> INSTRUCTIONS FOR THE TASK
Each entry must be given again exactly; images do not belong in the copy.

* Start EXTRACTED INFORMATION *

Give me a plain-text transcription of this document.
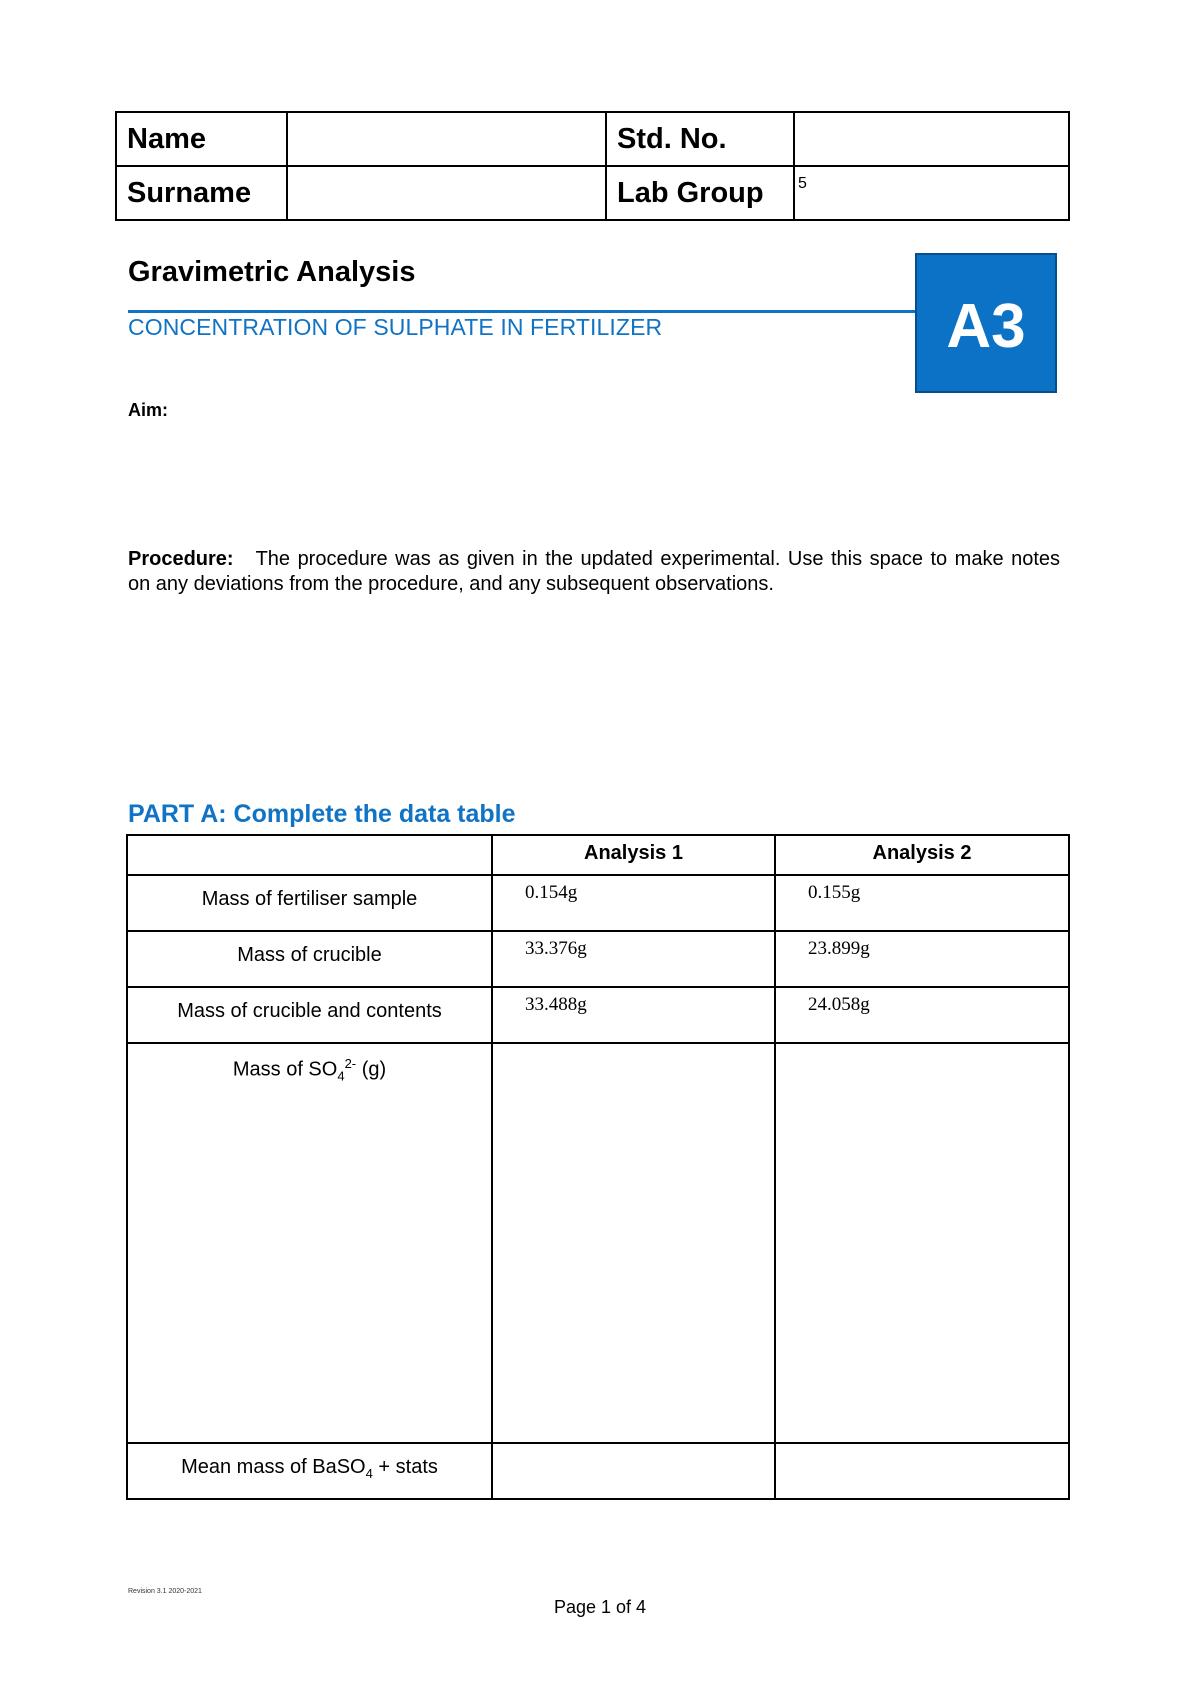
Name		Std. No.	
Surname		Lab Group	5
Gravimetric Analysis
CONCENTRATION OF SULPHATE IN FERTILIZER	A3
Aim:
Procedure: The procedure was as given in the updated experimental. Use this space to make notes on any deviations from the procedure, and any subsequent observations.
PART A: Complete the data table
	Analysis 1	Analysis 2
Mass of fertiliser sample	0.154g	0.155g
Mass of crucible	33.376g	23.899g
Mass of crucible and contents	33.488g	24.058g
Mass of $SO_4^{2-}$ (g)		
Mean mass of BaSO$_4$ + stats		
Revision 3.1 2020-2021
Page 1 of 4
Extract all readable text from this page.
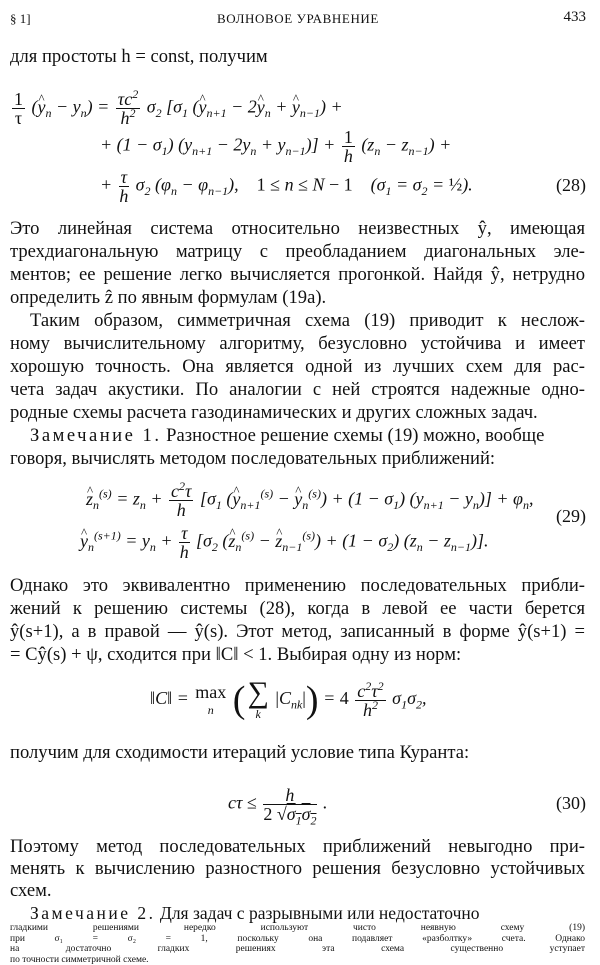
§ 1]	ВОЛНОВОЕ УРАВНЕНИЕ	433
для простоты h = const, получим
$\frac{1}{\tau}$ (^ $y_n - y_n) = \frac{\tau c^2}{h^2} \sigma_2$ [$\sigma_1$ (^ $y_{n+1}$ − 2^ $y_n$ + ^ $y_{n-1}$) +
+ $(1 - \sigma_1)$ $(y_{n+1} - 2y_n + y_{n-1})] + \frac{1}{h} (z_n - z_{n-1})$ +
+ $\frac{\tau}{h} \sigma_2$ $(\varphi_n - \varphi_{n-1})$,    1 ≤ n ≤ N − 1    ($\sigma_1 = \sigma_2$ = ½).	(28)
Это линейная система относительно неизвестных ŷ, имеющая
трехдиагональную матрицу с преобладанием диагональных эле-
ментов; ее решение легко вычисляется прогонкой. Найдя ŷ, нетрудно
определить ẑ по явным формулам (19а).
Таким образом, симметричная схема (19) приводит к неслож-
ному вычислительному алгоритму, безусловно устойчива и имеет
хорошую точность. Она является одной из лучших схем для рас-
чета задач акустики. По аналогии с ней строятся надежные одно-
родные схемы расчета газодинамических и других сложных задач.
Замечание 1. Разностное решение схемы (19) можно, вообще
говоря, вычислять методом последовательных приближений:
^ $z_n^{(s)} = z_n + \frac{c^2\tau}{h} [\sigma_1$ (^ $y_{n+1}^{(s)}$ − ^ $y_n^{(s)}) + (1 - \sigma_1)$ $(y_{n+1} - y_n)] + \varphi_n$,
^ $y_n^{(s+1)} = y_n + \frac{\tau}{h} [\sigma_2$ (^ $z_n^{(s)}$ − ^ $z_{n-1}^{(s)}) + (1 - \sigma_2)$ $(z_n - z_{n-1})$].
(29)
Однако это эквивалентно применению последовательных прибли-
жений к решению системы (28), когда в левой ее части берется
ŷ(s+1), а в правой — ŷ(s). Этот метод, записанный в форме ŷ(s+1) =
= Cŷ(s) + ψ, сходится при ‖C‖ < 1. Выбирая одну из норм:
‖C‖ = max
n ( ∑
k
$|C_{nk}|) = 4 \frac{c^2\tau^2}{h^2} \sigma_1\sigma_2$,
получим для сходимости итераций условие типа Куранта:
$c\tau \le \frac{h}{2 √\sigma_1\sigma_2}$ .	(30)
Поэтому метод последовательных приближений невыгодно при-
менять к вычислению разностного решения безусловно устойчивых
схем.
Замечание 2. Для задач с разрывными или недостаточно
гладкими решениями нередко используют чисто неявную схему (19)
при σ₁ = σ₂ = 1, поскольку она подавляет «разболтку» счета. Однако
на достаточно гладких решениях эта схема существенно уступает
по точности симметричной схеме.
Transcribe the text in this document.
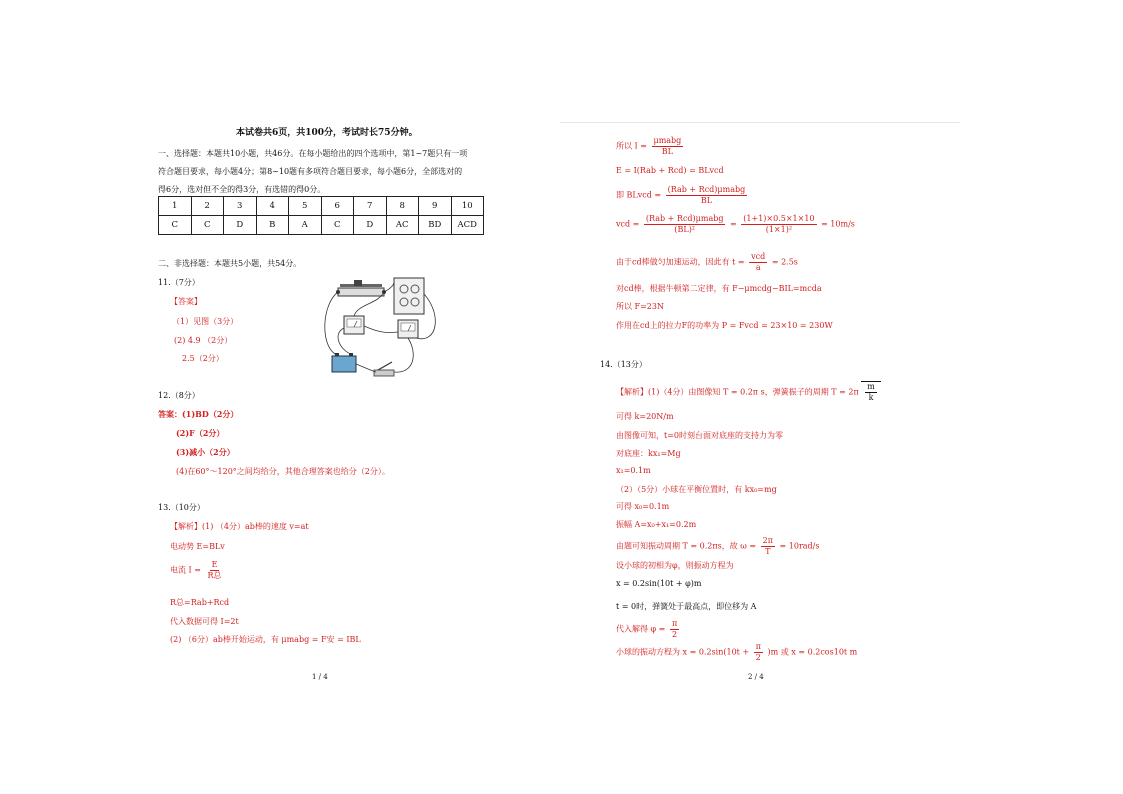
本试卷共6页，共100分，考试时长75分钟。
一、选择题：本题共10小题，共46分。在每小题给出的四个选项中，第1~7题只有一项
符合题目要求，每小题4分；第8~10题有多项符合题目要求，每小题6分，全部选对的
得6分，选对但不全的得3分，有选错的得0分。
1	2	3	4	5	6	7	8	9	10
C	C	D	B	A	C	D	AC	BD	ACD
二、非选择题：本题共5小题，共54分。
11.（7分）
【答案】
（1）见图（3分）
(2) 4.9 （2分）
2.5（2分）
12.（8分）
答案：(1)BD（2分）
(2)F（2分）
(3)减小（2分）
(4)在60°～120°之间均给分，其他合理答案也给分（2分）。
13.（10分）
【解析】(1) （4分）ab棒的速度 v=at
电动势 E=BLv
电流 $I = \frac{E}{\text{R总}}$
R总=Rab+Rcd
代入数据可得 I=2t
(2) （6分）ab棒开始运动，有 μmabg = F安 = IBL
1 / 4
所以 $I = \frac{\text{μmabg}}{BL}$
E = I(Rab + Rcd) = BLvcd
即 BLvcd = $\frac{\text{(Rab + Rcd)μmabg}}{BL}$
vcd = $\frac{\text{(Rab + Rcd)μmabg}}{\text{(BL)²}} = \frac{(1+1)\times 0.5\times 1\times 10}{\text{(1×1)²}} = 10m/s$
由于cd棒做匀加速运动，因此有 $t = \frac{\text{vcd}}{a} = 2.5s$
对cd棒，根据牛顿第二定律，有 F−μmcdg−BIL=mcda
所以 F=23N
作用在cd上的拉力F的功率为 P = Fvcd = 23×10 = 230W
14.（13分）
【解析】(1)（4分）由图像知 T = 0.2π s，弹簧振子的周期 $T = 2\pi \frac{m}{k}$
可得 k=20N/m
由图像可知，t=0时刻台面对底座的支持力为零
对底座：kx₁=Mg
x₁=0.1m
（2）（5分）小球在平衡位置时，有 kx₀=mg
可得 x₀=0.1m
振幅 A=x₀+x₁=0.2m
由题可知振动周期 T = 0.2πs，故 $\omega = \frac{2\pi}{T} = 10rad/s$
设小球的初相为φ，则振动方程为
x = 0.2sin(10t + φ)m
t = 0时，弹簧处于最高点，即位移为 A
代入解得 $\varphi = \frac{\pi}{2}$
小球的振动方程为 $x = 0.2\sin(10t + \frac{\pi}{2} )m$ 或 x = 0.2cos10t m
2 / 4
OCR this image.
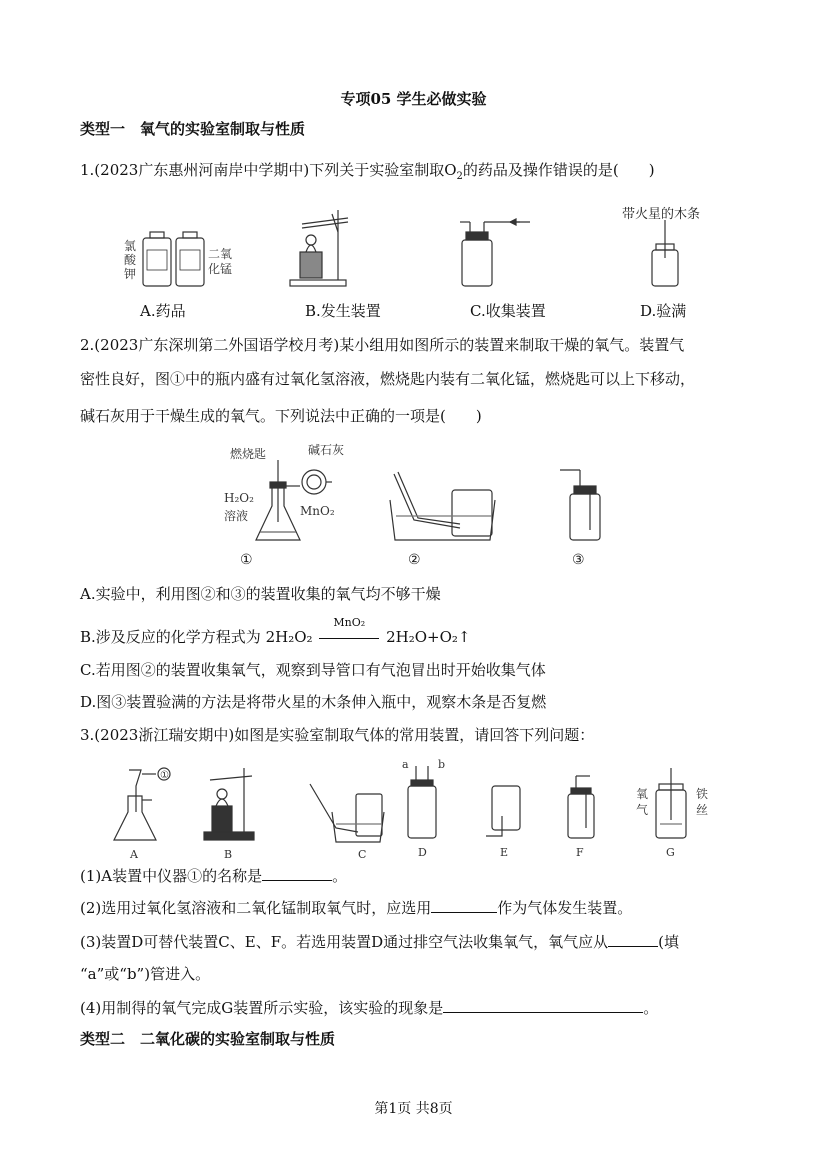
专项05 学生必做实验
类型一　氧气的实验室制取与性质
1.(2023广东惠州河南岸中学期中)下列关于实验室制取$O_2$的药品及操作错误的是(　　)
氯
酸
钾
二氧
化锰
带火星的木条
A.药品	B.发生装置	C.收集装置	D.验满
2.(2023广东深圳第二外国语学校月考)某小组用如图所示的装置来制取干燥的氧气。装置气
密性良好，图①中的瓶内盛有过氧化氢溶液，燃烧匙内装有二氧化锰，燃烧匙可以上下移动，
碱石灰用于干燥生成的氧气。下列说法中正确的一项是(　　)
燃烧匙	碱石灰
H₂O₂
溶液	MnO₂
①	②	③
A.实验中，利用图②和③的装置收集的氧气均不够干燥
B.涉及反应的化学方程式为 2H₂O₂
MnO₂
2H₂O+O₂↑
C.若用图②的装置收集氧气，观察到导管口有气泡冒出时开始收集气体
D.图③装置验满的方法是将带火星的木条伸入瓶中，观察木条是否复燃
3.(2023浙江瑞安期中)如图是实验室制取气体的常用装置，请回答下列问题：
①
a	b
氧
气
铁
丝
A	B	C	D	E	F	G
(1)A装置中仪器①的名称是	。
(2)选用过氧化氢溶液和二氧化锰制取氧气时，应选用	作为气体发生装置。
(3)装置D可替代装置C、E、F。若选用装置D通过排空气法收集氧气，氧气应从	(填
“a”或“b”)管进入。
(4)用制得的氧气完成G装置所示实验，该实验的现象是	。
类型二　二氧化碳的实验室制取与性质
第1页 共8页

* End EXTRACTED INFORMATION *

> THE RESPONSE
Give me a plain-text transcription of this document.
Name		Std. No.	
Surname		Lab Group	5
Gravimetric Analysis
CONCENTRATION OF SULPHATE IN FERTILIZER	A3
Aim:
Procedure: The procedure was as given in the updated experimental. Use this space to make notes on any deviations from the procedure, and any subsequent observations.
PART A: Complete the data table
	Analysis 1	Analysis 2
Mass of fertiliser sample	0.154g	0.155g
Mass of crucible	33.376g	23.899g
Mass of crucible and contents	33.488g	24.058g
Mass of $SO_4^{2-}$ (g)		
Mean mass of BaSO$_4$ + stats		
Revision 3.1 2020-2021
Page 1 of 4
Extract all readable text from this page.
§ 1]	ВОЛНОВОЕ УРАВНЕНИЕ	433
для простоты h = const, получим
$\frac{1}{\tau}$ (^ $y_n - y_n) = \frac{\tau c^2}{h^2} \sigma_2$ [$\sigma_1$ (^ $y_{n+1}$ − 2^ $y_n$ + ^ $y_{n-1}$) +
+ $(1 - \sigma_1)$ $(y_{n+1} - 2y_n + y_{n-1})] + \frac{1}{h} (z_n - z_{n-1})$ +
+ $\frac{\tau}{h} \sigma_2$ $(\varphi_n - \varphi_{n-1})$,    1 ≤ n ≤ N − 1    ($\sigma_1 = \sigma_2$ = ½).	(28)
Это линейная система относительно неизвестных ŷ, имеющая
трехдиагональную матрицу с преобладанием диагональных эле-
ментов; ее решение легко вычисляется прогонкой. Найдя ŷ, нетрудно
определить ẑ по явным формулам (19а).
Таким образом, симметричная схема (19) приводит к неслож-
ному вычислительному алгоритму, безусловно устойчива и имеет
хорошую точность. Она является одной из лучших схем для рас-
чета задач акустики. По аналогии с ней строятся надежные одно-
родные схемы расчета газодинамических и других сложных задач.
Замечание 1. Разностное решение схемы (19) можно, вообще
говоря, вычислять методом последовательных приближений:
^ $z_n^{(s)} = z_n + \frac{c^2\tau}{h} [\sigma_1$ (^ $y_{n+1}^{(s)}$ − ^ $y_n^{(s)}) + (1 - \sigma_1)$ $(y_{n+1} - y_n)] + \varphi_n$,
^ $y_n^{(s+1)} = y_n + \frac{\tau}{h} [\sigma_2$ (^ $z_n^{(s)}$ − ^ $z_{n-1}^{(s)}) + (1 - \sigma_2)$ $(z_n - z_{n-1})$].
(29)
Однако это эквивалентно применению последовательных прибли-
жений к решению системы (28), когда в левой ее части берется
ŷ(s+1), а в правой — ŷ(s). Этот метод, записанный в форме ŷ(s+1) =
= Cŷ(s) + ψ, сходится при ‖C‖ < 1. Выбирая одну из норм:
‖C‖ = max
n ( ∑
k
$|C_{nk}|) = 4 \frac{c^2\tau^2}{h^2} \sigma_1\sigma_2$,
получим для сходимости итераций условие типа Куранта:
$c\tau \le \frac{h}{2 √\sigma_1\sigma_2}$ .	(30)
Поэтому метод последовательных приближений невыгодно при-
менять к вычислению разностного решения безусловно устойчивых
схем.
Замечание 2. Для задач с разрывными или недостаточно
гладкими решениями нередко используют чисто неявную схему (19)
при σ₁ = σ₂ = 1, поскольку она подавляет «разболтку» счета. Однако
на достаточно гладких решениях эта схема существенно уступает
по точности симметричной схеме.
Transcribe the text in this document.
本试卷共6页，共100分，考试时长75分钟。
一、选择题：本题共10小题，共46分。在每小题给出的四个选项中，第1~7题只有一项
符合题目要求，每小题4分；第8~10题有多项符合题目要求，每小题6分，全部选对的
得6分，选对但不全的得3分，有选错的得0分。
1	2	3	4	5	6	7	8	9	10
C	C	D	B	A	C	D	AC	BD	ACD
二、非选择题：本题共5小题，共54分。
11.（7分）
【答案】
（1）见图（3分）
(2) 4.9 （2分）
2.5（2分）
12.（8分）
答案：(1)BD（2分）
(2)F（2分）
(3)减小（2分）
(4)在60°～120°之间均给分，其他合理答案也给分（2分）。
13.（10分）
【解析】(1) （4分）ab棒的速度 v=at
电动势 E=BLv
电流 $I = \frac{E}{\text{R总}}$
R总=Rab+Rcd
代入数据可得 I=2t
(2) （6分）ab棒开始运动，有 μmabg = F安 = IBL
1 / 4
所以 $I = \frac{\text{μmabg}}{BL}$
E = I(Rab + Rcd) = BLvcd
即 BLvcd = $\frac{\text{(Rab + Rcd)μmabg}}{BL}$
vcd = $\frac{\text{(Rab + Rcd)μmabg}}{\text{(BL)²}} = \frac{(1+1)\times 0.5\times 1\times 10}{\text{(1×1)²}} = 10m/s$
由于cd棒做匀加速运动，因此有 $t = \frac{\text{vcd}}{a} = 2.5s$
对cd棒，根据牛顿第二定律，有 F−μmcdg−BIL=mcda
所以 F=23N
作用在cd上的拉力F的功率为 P = Fvcd = 23×10 = 230W
14.（13分）
【解析】(1)（4分）由图像知 T = 0.2π s，弹簧振子的周期 $T = 2\pi \frac{m}{k}$
可得 k=20N/m
由图像可知，t=0时刻台面对底座的支持力为零
对底座：kx₁=Mg
x₁=0.1m
（2）（5分）小球在平衡位置时，有 kx₀=mg
可得 x₀=0.1m
振幅 A=x₀+x₁=0.2m
由题可知振动周期 T = 0.2πs，故 $\omega = \frac{2\pi}{T} = 10rad/s$
设小球的初相为φ，则振动方程为
x = 0.2sin(10t + φ)m
t = 0时，弹簧处于最高点，即位移为 A
代入解得 $\varphi = \frac{\pi}{2}$
小球的振动方程为 $x = 0.2\sin(10t + \frac{\pi}{2} )m$ 或 x = 0.2cos10t m
2 / 4
OCR this image.
专项05 学生必做实验
类型一　氧气的实验室制取与性质
1.(2023广东惠州河南岸中学期中)下列关于实验室制取$O_2$的药品及操作错误的是(　　)
氯
酸
钾
二氧
化锰
带火星的木条
A.药品	B.发生装置	C.收集装置	D.验满
2.(2023广东深圳第二外国语学校月考)某小组用如图所示的装置来制取干燥的氧气。装置气
密性良好，图①中的瓶内盛有过氧化氢溶液，燃烧匙内装有二氧化锰，燃烧匙可以上下移动，
碱石灰用于干燥生成的氧气。下列说法中正确的一项是(　　)
燃烧匙	碱石灰
H₂O₂
溶液	MnO₂
①	②	③
A.实验中，利用图②和③的装置收集的氧气均不够干燥
B.涉及反应的化学方程式为 2H₂O₂
MnO₂
2H₂O+O₂↑
C.若用图②的装置收集氧气，观察到导管口有气泡冒出时开始收集气体
D.图③装置验满的方法是将带火星的木条伸入瓶中，观察木条是否复燃
3.(2023浙江瑞安期中)如图是实验室制取气体的常用装置，请回答下列问题：
①
a	b
氧
气
铁
丝
A	B	C	D	E	F	G
(1)A装置中仪器①的名称是	。
(2)选用过氧化氢溶液和二氧化锰制取氧气时，应选用	作为气体发生装置。
(3)装置D可替代装置C、E、F。若选用装置D通过排空气法收集氧气，氧气应从	(填
“a”或“b”)管进入。
(4)用制得的氧气完成G装置所示实验，该实验的现象是	。
类型二　二氧化碳的实验室制取与性质
第1页 共8页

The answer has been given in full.